++++ DATA FOR THE TASK ++++

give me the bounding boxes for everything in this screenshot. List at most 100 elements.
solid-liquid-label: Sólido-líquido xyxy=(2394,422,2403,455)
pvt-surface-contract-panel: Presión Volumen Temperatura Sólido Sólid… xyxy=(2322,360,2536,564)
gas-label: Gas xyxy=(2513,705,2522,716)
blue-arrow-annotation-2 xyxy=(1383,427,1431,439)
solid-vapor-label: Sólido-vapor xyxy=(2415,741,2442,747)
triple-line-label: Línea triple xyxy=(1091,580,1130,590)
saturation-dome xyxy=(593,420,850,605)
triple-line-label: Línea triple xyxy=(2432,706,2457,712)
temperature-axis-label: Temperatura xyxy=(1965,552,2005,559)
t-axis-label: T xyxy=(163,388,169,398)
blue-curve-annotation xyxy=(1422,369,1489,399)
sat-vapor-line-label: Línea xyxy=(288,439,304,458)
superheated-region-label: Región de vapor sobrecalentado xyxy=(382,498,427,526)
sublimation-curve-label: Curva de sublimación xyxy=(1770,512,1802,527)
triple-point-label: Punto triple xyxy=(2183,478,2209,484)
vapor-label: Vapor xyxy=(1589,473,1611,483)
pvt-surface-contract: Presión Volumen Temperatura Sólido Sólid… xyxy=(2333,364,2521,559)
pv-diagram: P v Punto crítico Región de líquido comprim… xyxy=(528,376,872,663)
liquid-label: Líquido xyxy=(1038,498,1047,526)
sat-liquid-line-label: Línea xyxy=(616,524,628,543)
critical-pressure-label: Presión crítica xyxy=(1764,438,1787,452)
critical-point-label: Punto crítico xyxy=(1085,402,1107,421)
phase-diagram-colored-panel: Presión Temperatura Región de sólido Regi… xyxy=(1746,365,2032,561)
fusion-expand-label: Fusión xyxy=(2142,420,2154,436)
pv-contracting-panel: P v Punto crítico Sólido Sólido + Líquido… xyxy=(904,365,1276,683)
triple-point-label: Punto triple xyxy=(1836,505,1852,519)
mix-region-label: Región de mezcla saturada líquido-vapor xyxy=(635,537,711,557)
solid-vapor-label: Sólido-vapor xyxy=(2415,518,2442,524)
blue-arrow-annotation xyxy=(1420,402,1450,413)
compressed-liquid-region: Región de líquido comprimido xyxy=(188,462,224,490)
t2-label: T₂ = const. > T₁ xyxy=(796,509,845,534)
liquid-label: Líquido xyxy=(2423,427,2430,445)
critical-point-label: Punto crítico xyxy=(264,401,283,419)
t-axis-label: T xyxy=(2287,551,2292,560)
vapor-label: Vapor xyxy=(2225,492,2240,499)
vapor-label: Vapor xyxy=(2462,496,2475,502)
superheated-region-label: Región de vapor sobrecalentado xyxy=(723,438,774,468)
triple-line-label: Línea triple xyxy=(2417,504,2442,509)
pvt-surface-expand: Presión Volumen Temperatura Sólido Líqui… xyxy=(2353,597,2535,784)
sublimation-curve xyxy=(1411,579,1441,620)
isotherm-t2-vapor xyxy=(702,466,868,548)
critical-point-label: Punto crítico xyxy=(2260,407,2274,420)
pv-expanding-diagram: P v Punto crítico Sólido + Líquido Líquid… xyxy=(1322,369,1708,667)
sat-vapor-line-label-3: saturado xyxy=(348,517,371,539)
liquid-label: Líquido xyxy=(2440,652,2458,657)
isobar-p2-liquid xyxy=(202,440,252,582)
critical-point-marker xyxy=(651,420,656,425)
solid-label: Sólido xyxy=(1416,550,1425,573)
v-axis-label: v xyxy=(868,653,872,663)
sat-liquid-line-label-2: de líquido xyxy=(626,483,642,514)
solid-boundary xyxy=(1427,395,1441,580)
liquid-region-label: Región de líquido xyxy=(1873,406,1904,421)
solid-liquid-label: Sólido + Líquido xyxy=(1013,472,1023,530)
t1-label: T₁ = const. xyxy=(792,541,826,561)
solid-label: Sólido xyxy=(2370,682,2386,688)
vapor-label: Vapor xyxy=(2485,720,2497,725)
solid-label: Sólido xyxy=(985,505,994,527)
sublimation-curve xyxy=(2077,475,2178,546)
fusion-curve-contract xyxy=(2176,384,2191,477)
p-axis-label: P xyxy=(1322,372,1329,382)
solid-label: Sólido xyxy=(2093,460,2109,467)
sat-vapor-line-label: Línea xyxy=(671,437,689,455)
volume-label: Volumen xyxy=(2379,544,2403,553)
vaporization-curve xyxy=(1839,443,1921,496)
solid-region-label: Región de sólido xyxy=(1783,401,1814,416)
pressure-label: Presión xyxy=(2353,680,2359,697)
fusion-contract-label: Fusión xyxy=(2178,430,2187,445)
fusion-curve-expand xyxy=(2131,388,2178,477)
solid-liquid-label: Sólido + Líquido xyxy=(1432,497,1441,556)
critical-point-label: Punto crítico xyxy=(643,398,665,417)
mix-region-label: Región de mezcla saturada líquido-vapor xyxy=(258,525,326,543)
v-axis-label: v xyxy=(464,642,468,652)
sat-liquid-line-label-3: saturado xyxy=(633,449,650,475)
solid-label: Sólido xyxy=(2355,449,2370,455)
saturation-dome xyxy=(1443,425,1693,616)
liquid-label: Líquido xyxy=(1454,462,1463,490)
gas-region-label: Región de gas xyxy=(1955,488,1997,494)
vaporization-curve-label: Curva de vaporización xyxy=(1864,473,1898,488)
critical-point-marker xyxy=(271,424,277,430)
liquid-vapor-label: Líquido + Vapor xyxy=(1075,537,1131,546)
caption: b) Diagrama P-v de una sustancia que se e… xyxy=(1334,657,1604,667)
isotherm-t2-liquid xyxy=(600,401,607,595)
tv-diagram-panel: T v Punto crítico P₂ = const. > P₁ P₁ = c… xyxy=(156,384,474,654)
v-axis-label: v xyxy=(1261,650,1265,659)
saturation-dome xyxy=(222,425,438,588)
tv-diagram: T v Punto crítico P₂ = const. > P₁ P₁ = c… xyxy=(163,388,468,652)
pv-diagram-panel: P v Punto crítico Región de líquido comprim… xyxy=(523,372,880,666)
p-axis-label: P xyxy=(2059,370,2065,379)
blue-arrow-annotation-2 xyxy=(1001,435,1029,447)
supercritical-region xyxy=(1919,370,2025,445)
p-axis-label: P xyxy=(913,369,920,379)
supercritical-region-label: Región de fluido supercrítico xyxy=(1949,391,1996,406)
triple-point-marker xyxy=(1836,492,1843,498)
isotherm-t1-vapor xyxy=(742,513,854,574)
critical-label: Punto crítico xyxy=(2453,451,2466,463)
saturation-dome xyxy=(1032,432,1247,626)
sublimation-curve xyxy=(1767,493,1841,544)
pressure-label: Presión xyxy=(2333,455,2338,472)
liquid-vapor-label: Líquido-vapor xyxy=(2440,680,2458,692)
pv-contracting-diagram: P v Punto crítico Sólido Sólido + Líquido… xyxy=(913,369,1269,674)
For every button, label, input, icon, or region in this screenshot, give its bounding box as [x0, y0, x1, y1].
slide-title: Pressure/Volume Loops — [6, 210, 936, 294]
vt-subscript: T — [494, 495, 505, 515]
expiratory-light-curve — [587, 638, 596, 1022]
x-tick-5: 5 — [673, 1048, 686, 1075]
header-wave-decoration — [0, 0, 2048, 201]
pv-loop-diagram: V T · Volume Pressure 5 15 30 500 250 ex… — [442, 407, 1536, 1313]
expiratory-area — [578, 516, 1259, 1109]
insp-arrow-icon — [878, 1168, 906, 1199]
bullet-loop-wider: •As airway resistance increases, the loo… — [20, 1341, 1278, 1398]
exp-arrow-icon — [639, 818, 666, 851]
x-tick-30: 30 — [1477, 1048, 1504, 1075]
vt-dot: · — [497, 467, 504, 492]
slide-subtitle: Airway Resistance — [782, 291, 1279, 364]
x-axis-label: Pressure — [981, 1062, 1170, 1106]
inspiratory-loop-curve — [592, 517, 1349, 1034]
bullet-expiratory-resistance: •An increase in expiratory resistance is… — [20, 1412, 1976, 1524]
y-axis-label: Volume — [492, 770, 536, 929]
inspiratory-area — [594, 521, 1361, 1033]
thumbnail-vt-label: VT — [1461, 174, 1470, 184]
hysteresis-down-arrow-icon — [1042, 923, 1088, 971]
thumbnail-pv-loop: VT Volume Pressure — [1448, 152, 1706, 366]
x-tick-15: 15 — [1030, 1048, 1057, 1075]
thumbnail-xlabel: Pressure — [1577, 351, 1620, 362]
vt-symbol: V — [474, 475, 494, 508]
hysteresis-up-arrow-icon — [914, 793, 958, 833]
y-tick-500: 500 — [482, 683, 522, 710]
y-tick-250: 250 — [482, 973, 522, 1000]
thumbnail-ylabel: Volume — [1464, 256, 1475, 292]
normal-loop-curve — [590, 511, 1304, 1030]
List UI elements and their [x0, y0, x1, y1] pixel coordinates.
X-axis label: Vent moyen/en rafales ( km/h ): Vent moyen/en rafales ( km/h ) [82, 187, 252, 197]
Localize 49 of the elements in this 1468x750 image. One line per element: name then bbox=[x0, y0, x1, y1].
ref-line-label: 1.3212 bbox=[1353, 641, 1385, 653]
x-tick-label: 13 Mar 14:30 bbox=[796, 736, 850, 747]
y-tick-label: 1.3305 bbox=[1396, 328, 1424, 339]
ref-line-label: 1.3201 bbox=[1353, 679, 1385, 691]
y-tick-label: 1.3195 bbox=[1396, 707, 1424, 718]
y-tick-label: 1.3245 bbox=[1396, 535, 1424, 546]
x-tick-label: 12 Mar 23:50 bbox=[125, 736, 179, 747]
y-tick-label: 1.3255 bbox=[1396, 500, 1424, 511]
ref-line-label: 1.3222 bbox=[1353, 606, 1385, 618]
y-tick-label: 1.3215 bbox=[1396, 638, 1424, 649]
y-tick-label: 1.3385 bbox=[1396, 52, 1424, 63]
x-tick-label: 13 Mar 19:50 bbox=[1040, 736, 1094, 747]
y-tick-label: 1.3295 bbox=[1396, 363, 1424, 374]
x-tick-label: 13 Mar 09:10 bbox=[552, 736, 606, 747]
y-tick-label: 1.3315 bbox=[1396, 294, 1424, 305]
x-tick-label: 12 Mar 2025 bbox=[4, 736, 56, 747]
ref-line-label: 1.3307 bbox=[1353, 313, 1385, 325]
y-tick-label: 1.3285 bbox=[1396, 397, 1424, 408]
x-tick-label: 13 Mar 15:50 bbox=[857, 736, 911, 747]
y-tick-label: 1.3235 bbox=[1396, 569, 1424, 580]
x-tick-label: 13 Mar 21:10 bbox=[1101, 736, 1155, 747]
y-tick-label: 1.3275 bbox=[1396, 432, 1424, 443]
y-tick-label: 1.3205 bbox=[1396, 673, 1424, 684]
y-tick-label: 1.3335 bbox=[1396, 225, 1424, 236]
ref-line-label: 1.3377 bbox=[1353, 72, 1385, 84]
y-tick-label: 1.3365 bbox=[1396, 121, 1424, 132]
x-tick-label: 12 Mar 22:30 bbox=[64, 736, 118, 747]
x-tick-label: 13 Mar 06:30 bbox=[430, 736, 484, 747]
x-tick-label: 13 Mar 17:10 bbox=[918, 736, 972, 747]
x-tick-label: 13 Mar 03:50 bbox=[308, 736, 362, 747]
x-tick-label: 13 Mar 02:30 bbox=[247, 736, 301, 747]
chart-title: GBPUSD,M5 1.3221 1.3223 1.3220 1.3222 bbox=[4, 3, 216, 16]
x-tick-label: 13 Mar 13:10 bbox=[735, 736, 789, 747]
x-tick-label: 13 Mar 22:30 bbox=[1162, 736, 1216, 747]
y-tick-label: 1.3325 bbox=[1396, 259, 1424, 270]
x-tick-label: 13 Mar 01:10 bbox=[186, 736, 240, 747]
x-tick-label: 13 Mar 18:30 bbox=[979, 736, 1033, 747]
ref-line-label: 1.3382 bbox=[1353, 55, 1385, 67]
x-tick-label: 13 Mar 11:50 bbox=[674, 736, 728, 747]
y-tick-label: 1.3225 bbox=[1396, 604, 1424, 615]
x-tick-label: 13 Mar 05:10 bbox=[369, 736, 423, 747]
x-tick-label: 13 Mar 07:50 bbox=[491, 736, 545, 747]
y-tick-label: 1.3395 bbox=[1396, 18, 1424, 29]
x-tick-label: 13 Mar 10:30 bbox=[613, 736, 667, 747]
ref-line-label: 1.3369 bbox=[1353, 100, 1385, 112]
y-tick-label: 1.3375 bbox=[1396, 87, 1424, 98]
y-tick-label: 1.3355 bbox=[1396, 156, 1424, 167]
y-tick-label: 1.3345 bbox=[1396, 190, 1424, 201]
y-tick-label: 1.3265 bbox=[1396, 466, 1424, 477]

++++

| WORK TO BE COMPLETED |
Starting at the beginning of the records and ending with the line that contains "liquid-label: Líquido xyxy=(1038,498,1047,526)" (inclusive), write out those lines again with "saturation-dome" swapped for "vapor-dome" and nothing else changed. Give only those lines.

| REPLY TO THE TASK |
give me the bounding boxes for everything in this screenshot. List at most 100 elements.
solid-liquid-label: Sólido-líquido xyxy=(2394,422,2403,455)
pvt-surface-contract-panel: Presión Volumen Temperatura Sólido Sólid… xyxy=(2322,360,2536,564)
gas-label: Gas xyxy=(2513,705,2522,716)
blue-arrow-annotation-2 xyxy=(1383,427,1431,439)
solid-vapor-label: Sólido-vapor xyxy=(2415,741,2442,747)
triple-line-label: Línea triple xyxy=(1091,580,1130,590)
vapor-dome xyxy=(593,420,850,605)
triple-line-label: Línea triple xyxy=(2432,706,2457,712)
temperature-axis-label: Temperatura xyxy=(1965,552,2005,559)
t-axis-label: T xyxy=(163,388,169,398)
blue-curve-annotation xyxy=(1422,369,1489,399)
sat-vapor-line-label: Línea xyxy=(288,439,304,458)
superheated-region-label: Región de vapor sobrecalentado xyxy=(382,498,427,526)
sublimation-curve-label: Curva de sublimación xyxy=(1770,512,1802,527)
triple-point-label: Punto triple xyxy=(2183,478,2209,484)
vapor-label: Vapor xyxy=(1589,473,1611,483)
pvt-surface-contract: Presión Volumen Temperatura Sólido Sólid… xyxy=(2333,364,2521,559)
pv-diagram: P v Punto crítico Región de líquido comprim… xyxy=(528,376,872,663)
liquid-label: Líquido xyxy=(1038,498,1047,526)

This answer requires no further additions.